Goal of the exercise: Write the records out again, keeping each line exactly as it is.

Dataset listings of figures:
____________________

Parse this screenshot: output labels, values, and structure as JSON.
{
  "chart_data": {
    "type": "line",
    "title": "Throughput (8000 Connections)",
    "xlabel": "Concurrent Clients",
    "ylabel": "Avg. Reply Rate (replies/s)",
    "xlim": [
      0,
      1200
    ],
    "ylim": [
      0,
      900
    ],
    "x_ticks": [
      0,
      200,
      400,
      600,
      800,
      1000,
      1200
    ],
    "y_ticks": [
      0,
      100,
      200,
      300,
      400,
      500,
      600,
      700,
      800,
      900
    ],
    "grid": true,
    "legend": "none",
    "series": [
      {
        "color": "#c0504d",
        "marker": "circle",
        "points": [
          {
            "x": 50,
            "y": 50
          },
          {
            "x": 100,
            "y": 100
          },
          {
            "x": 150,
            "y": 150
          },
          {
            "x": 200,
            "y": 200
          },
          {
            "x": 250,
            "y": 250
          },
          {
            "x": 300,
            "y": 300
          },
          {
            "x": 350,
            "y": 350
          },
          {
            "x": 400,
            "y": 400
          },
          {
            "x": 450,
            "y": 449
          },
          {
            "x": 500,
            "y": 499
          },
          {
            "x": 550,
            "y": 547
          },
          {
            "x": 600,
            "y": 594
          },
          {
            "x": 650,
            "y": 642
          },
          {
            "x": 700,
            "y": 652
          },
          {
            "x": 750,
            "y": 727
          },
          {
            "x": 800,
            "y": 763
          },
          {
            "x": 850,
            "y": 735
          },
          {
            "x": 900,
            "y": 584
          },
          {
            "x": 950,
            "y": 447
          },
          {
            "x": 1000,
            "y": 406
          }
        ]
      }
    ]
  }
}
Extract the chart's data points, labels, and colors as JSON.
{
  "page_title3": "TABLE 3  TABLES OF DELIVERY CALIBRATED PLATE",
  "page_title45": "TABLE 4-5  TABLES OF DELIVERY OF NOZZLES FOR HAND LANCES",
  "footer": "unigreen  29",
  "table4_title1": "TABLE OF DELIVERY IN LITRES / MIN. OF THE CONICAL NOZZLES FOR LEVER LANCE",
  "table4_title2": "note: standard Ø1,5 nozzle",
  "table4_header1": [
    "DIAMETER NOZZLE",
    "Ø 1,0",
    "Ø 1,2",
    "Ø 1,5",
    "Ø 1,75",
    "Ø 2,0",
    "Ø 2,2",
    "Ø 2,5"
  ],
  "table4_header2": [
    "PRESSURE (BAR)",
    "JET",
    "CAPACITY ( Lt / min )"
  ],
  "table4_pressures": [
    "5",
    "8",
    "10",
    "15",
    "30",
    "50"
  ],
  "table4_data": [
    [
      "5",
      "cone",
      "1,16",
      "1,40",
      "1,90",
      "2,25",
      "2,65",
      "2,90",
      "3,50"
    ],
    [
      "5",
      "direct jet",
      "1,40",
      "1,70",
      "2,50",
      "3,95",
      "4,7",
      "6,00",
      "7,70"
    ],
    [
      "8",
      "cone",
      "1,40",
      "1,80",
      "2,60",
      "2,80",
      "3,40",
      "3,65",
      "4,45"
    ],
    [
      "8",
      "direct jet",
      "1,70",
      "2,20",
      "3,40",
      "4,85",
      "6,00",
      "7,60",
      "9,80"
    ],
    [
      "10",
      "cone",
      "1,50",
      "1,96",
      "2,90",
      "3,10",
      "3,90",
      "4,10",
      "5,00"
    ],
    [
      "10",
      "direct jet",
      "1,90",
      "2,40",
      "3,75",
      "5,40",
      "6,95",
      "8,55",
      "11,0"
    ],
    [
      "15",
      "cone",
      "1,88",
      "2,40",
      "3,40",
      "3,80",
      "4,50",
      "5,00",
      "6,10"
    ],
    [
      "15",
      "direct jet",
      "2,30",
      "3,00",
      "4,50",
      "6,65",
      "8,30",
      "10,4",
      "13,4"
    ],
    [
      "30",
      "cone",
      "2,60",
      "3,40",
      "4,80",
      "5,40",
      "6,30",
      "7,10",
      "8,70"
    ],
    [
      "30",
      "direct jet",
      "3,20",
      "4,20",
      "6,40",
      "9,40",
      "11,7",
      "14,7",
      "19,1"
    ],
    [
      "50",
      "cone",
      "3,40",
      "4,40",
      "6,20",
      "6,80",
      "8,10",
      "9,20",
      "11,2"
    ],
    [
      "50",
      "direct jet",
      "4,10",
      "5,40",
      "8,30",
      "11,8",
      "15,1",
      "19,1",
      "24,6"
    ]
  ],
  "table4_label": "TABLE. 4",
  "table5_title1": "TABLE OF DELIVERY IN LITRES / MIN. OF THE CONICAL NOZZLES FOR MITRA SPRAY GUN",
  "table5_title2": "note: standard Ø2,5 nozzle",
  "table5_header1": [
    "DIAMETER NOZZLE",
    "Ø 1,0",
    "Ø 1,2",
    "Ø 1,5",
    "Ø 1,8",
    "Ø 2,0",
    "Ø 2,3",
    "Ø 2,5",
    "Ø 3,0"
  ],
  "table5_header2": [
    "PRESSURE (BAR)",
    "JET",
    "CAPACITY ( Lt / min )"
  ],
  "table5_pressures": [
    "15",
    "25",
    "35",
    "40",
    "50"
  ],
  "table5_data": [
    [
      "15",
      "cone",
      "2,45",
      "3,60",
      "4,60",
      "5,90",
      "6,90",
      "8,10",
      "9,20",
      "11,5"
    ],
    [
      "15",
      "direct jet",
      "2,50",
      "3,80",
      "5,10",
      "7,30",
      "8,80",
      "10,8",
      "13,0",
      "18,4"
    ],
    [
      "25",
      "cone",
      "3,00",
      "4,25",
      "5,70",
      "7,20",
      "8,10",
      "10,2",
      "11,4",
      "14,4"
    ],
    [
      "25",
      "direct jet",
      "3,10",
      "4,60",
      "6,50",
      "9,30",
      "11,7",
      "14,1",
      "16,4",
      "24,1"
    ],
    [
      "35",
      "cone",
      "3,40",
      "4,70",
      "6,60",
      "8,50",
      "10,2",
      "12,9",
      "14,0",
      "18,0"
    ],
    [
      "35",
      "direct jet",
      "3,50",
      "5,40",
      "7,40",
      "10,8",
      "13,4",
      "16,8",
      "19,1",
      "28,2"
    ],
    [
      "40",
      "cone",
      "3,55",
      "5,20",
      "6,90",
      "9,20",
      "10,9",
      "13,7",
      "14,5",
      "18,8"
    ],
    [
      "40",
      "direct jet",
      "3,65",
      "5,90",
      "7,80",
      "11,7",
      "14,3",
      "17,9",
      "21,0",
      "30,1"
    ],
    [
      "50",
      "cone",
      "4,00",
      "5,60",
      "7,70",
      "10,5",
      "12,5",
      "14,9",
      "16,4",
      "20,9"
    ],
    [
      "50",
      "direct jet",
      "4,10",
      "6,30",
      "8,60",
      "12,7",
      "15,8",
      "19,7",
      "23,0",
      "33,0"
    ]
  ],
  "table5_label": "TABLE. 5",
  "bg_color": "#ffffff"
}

____________________

Task response:
Parse this screenshot: output labels, values, and structure as JSON.
{
  "chart_data": {
    "type": "line",
    "title": "Throughput (8000 Connections)",
    "xlabel": "Concurrent Clients",
    "ylabel": "Avg. Reply Rate (replies/s)",
    "xlim": [
      0,
      1200
    ],
    "ylim": [
      0,
      900
    ],
    "x_ticks": [
      0,
      200,
      400,
      600,
      800,
      1000,
      1200
    ],
    "y_ticks": [
      0,
      100,
      200,
      300,
      400,
      500,
      600,
      700,
      800,
      900
    ],
    "grid": true,
    "legend": "none",
    "series": [
      {
        "color": "#c0504d",
        "marker": "circle",
        "points": [
          {
            "x": 50,
            "y": 50
          },
          {
            "x": 100,
            "y": 100
          },
          {
            "x": 150,
            "y": 150
          },
          {
            "x": 200,
            "y": 200
          },
          {
            "x": 250,
            "y": 250
          },
          {
            "x": 300,
            "y": 300
          },
          {
            "x": 350,
            "y": 350
          },
          {
            "x": 400,
            "y": 400
          },
          {
            "x": 450,
            "y": 449
          },
          {
            "x": 500,
            "y": 499
          },
          {
            "x": 550,
            "y": 547
          },
          {
            "x": 600,
            "y": 594
          },
          {
            "x": 650,
            "y": 642
          },
          {
            "x": 700,
            "y": 652
          },
          {
            "x": 750,
            "y": 727
          },
          {
            "x": 800,
            "y": 763
          },
          {
            "x": 850,
            "y": 735
          },
          {
            "x": 900,
            "y": 584
          },
          {
            "x": 950,
            "y": 447
          },
          {
            "x": 1000,
            "y": 406
          }
        ]
      }
    ]
  }
}
Extract the chart's data points, labels, and colors as JSON.
{
  "page_title3": "TABLE 3  TABLES OF DELIVERY CALIBRATED PLATE",
  "page_title45": "TABLE 4-5  TABLES OF DELIVERY OF NOZZLES FOR HAND LANCES",
  "footer": "unigreen  29",
  "table4_title1": "TABLE OF DELIVERY IN LITRES / MIN. OF THE CONICAL NOZZLES FOR LEVER LANCE",
  "table4_title2": "note: standard Ø1,5 nozzle",
  "table4_header1": [
    "DIAMETER NOZZLE",
    "Ø 1,0",
    "Ø 1,2",
    "Ø 1,5",
    "Ø 1,75",
    "Ø 2,0",
    "Ø 2,2",
    "Ø 2,5"
  ],
  "table4_header2": [
    "PRESSURE (BAR)",
    "JET",
    "CAPACITY ( Lt / min )"
  ],
  "table4_pressures": [
    "5",
    "8",
    "10",
    "15",
    "30",
    "50"
  ],
  "table4_data": [
    [
      "5",
      "cone",
      "1,16",
      "1,40",
      "1,90",
      "2,25",
      "2,65",
      "2,90",
      "3,50"
    ],
    [
      "5",
      "direct jet",
      "1,40",
      "1,70",
      "2,50",
      "3,95",
      "4,7",
      "6,00",
      "7,70"
    ],
    [
      "8",
      "cone",
      "1,40",
      "1,80",
      "2,60",
      "2,80",
      "3,40",
      "3,65",
      "4,45"
    ],
    [
      "8",
      "direct jet",
      "1,70",
      "2,20",
      "3,40",
      "4,85",
      "6,00",
      "7,60",
      "9,80"
    ],
    [
      "10",
      "cone",
      "1,50",
      "1,96",
      "2,90",
      "3,10",
      "3,90",
      "4,10",
      "5,00"
    ],
    [
      "10",
      "direct jet",
      "1,90",
      "2,40",
      "3,75",
      "5,40",
      "6,95",
      "8,55",
      "11,0"
    ],
    [
      "15",
      "cone",
      "1,88",
      "2,40",
      "3,40",
      "3,80",
      "4,50",
      "5,00",
      "6,10"
    ],
    [
      "15",
      "direct jet",
      "2,30",
      "3,00",
      "4,50",
      "6,65",
      "8,30",
      "10,4",
      "13,4"
    ],
    [
      "30",
      "cone",
      "2,60",
      "3,40",
      "4,80",
      "5,40",
      "6,30",
      "7,10",
      "8,70"
    ],
    [
      "30",
      "direct jet",
      "3,20",
      "4,20",
      "6,40",
      "9,40",
      "11,7",
      "14,7",
      "19,1"
    ],
    [
      "50",
      "cone",
      "3,40",
      "4,40",
      "6,20",
      "6,80",
      "8,10",
      "9,20",
      "11,2"
    ],
    [
      "50",
      "direct jet",
      "4,10",
      "5,40",
      "8,30",
      "11,8",
      "15,1",
      "19,1",
      "24,6"
    ]
  ],
  "table4_label": "TABLE. 4",
  "table5_title1": "TABLE OF DELIVERY IN LITRES / MIN. OF THE CONICAL NOZZLES FOR MITRA SPRAY GUN",
  "table5_title2": "note: standard Ø2,5 nozzle",
  "table5_header1": [
    "DIAMETER NOZZLE",
    "Ø 1,0",
    "Ø 1,2",
    "Ø 1,5",
    "Ø 1,8",
    "Ø 2,0",
    "Ø 2,3",
    "Ø 2,5",
    "Ø 3,0"
  ],
  "table5_header2": [
    "PRESSURE (BAR)",
    "JET",
    "CAPACITY ( Lt / min )"
  ],
  "table5_pressures": [
    "15",
    "25",
    "35",
    "40",
    "50"
  ],
  "table5_data": [
    [
      "15",
      "cone",
      "2,45",
      "3,60",
      "4,60",
      "5,90",
      "6,90",
      "8,10",
      "9,20",
      "11,5"
    ],
    [
      "15",
      "direct jet",
      "2,50",
      "3,80",
      "5,10",
      "7,30",
      "8,80",
      "10,8",
      "13,0",
      "18,4"
    ],
    [
      "25",
      "cone",
      "3,00",
      "4,25",
      "5,70",
      "7,20",
      "8,10",
      "10,2",
      "11,4",
      "14,4"
    ],
    [
      "25",
      "direct jet",
      "3,10",
      "4,60",
      "6,50",
      "9,30",
      "11,7",
      "14,1",
      "16,4",
      "24,1"
    ],
    [
      "35",
      "cone",
      "3,40",
      "4,70",
      "6,60",
      "8,50",
      "10,2",
      "12,9",
      "14,0",
      "18,0"
    ],
    [
      "35",
      "direct jet",
      "3,50",
      "5,40",
      "7,40",
      "10,8",
      "13,4",
      "16,8",
      "19,1",
      "28,2"
    ],
    [
      "40",
      "cone",
      "3,55",
      "5,20",
      "6,90",
      "9,20",
      "10,9",
      "13,7",
      "14,5",
      "18,8"
    ],
    [
      "40",
      "direct jet",
      "3,65",
      "5,90",
      "7,80",
      "11,7",
      "14,3",
      "17,9",
      "21,0",
      "30,1"
    ],
    [
      "50",
      "cone",
      "4,00",
      "5,60",
      "7,70",
      "10,5",
      "12,5",
      "14,9",
      "16,4",
      "20,9"
    ],
    [
      "50",
      "direct jet",
      "4,10",
      "6,30",
      "8,60",
      "12,7",
      "15,8",
      "19,7",
      "23,0",
      "33,0"
    ]
  ],
  "table5_label": "TABLE. 5",
  "bg_color": "#ffffff"
}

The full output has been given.